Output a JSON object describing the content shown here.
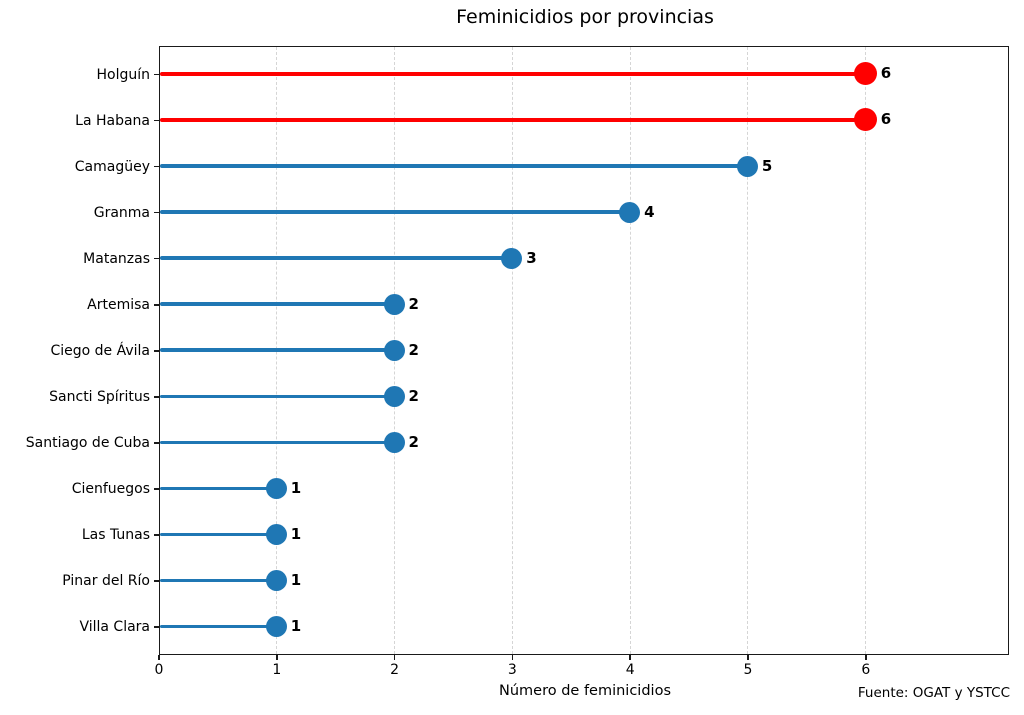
{
  "chart_data": {
    "type": "lollipop",
    "orientation": "horizontal",
    "title": "Feminicidios por provincias",
    "xlabel": "Número de feminicidios",
    "ylabel": "",
    "source": "Fuente: OGAT y YSTCC",
    "categories": [
      "Holguín",
      "La Habana",
      "Camagüey",
      "Granma",
      "Matanzas",
      "Artemisa",
      "Ciego de Ávila",
      "Sancti Spíritus",
      "Santiago de Cuba",
      "Cienfuegos",
      "Las Tunas",
      "Pinar del Río",
      "Villa Clara"
    ],
    "values": [
      6,
      6,
      5,
      4,
      3,
      2,
      2,
      2,
      2,
      1,
      1,
      1,
      1
    ],
    "highlighted": [
      true,
      true,
      false,
      false,
      false,
      false,
      false,
      false,
      false,
      false,
      false,
      false,
      false
    ],
    "xticks": [
      0,
      1,
      2,
      3,
      4,
      5,
      6
    ],
    "xlim": [
      0,
      7.2
    ],
    "grid": "vertical dashed at integer ticks",
    "legend": "none",
    "colors": {
      "normal": "#1f77b4",
      "highlight": "#ff0000",
      "grid": "#d5d5d5",
      "text": "#000000",
      "background": "#ffffff"
    }
  }
}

[Written exercise]
Exact duplication of all the records is required; pictures are omitted from the copy.

[Result for this exercise]
Output a JSON object describing the content shown here.
{
  "chart_data": {
    "type": "lollipop",
    "orientation": "horizontal",
    "title": "Feminicidios por provincias",
    "xlabel": "Número de feminicidios",
    "ylabel": "",
    "source": "Fuente: OGAT y YSTCC",
    "categories": [
      "Holguín",
      "La Habana",
      "Camagüey",
      "Granma",
      "Matanzas",
      "Artemisa",
      "Ciego de Ávila",
      "Sancti Spíritus",
      "Santiago de Cuba",
      "Cienfuegos",
      "Las Tunas",
      "Pinar del Río",
      "Villa Clara"
    ],
    "values": [
      6,
      6,
      5,
      4,
      3,
      2,
      2,
      2,
      2,
      1,
      1,
      1,
      1
    ],
    "highlighted": [
      true,
      true,
      false,
      false,
      false,
      false,
      false,
      false,
      false,
      false,
      false,
      false,
      false
    ],
    "xticks": [
      0,
      1,
      2,
      3,
      4,
      5,
      6
    ],
    "xlim": [
      0,
      7.2
    ],
    "grid": "vertical dashed at integer ticks",
    "legend": "none",
    "colors": {
      "normal": "#1f77b4",
      "highlight": "#ff0000",
      "grid": "#d5d5d5",
      "text": "#000000",
      "background": "#ffffff"
    }
  }
}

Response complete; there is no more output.